-- Begin DATASET RECORDS --

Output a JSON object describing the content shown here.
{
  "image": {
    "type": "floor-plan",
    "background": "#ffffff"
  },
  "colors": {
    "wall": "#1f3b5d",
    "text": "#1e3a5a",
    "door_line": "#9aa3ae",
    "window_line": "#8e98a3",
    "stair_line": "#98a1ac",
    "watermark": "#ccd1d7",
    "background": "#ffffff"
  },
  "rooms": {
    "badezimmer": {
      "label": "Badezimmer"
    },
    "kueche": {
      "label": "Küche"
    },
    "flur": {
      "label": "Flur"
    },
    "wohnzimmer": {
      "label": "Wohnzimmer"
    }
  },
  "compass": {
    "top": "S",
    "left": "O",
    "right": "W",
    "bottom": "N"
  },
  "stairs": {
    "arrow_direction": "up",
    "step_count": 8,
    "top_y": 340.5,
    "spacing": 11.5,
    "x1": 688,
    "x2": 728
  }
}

-- End DATASET RECORDS --

*WHAT IS ASKED*
Write out all the data again, exactly as it appears.

*ANSWER FOR THIS EXERCISE*
Output a JSON object describing the content shown here.
{
  "image": {
    "type": "floor-plan",
    "background": "#ffffff"
  },
  "colors": {
    "wall": "#1f3b5d",
    "text": "#1e3a5a",
    "door_line": "#9aa3ae",
    "window_line": "#8e98a3",
    "stair_line": "#98a1ac",
    "watermark": "#ccd1d7",
    "background": "#ffffff"
  },
  "rooms": {
    "badezimmer": {
      "label": "Badezimmer"
    },
    "kueche": {
      "label": "Küche"
    },
    "flur": {
      "label": "Flur"
    },
    "wohnzimmer": {
      "label": "Wohnzimmer"
    }
  },
  "compass": {
    "top": "S",
    "left": "O",
    "right": "W",
    "bottom": "N"
  },
  "stairs": {
    "arrow_direction": "up",
    "step_count": 8,
    "top_y": 340.5,
    "spacing": 11.5,
    "x1": 688,
    "x2": 728
  }
}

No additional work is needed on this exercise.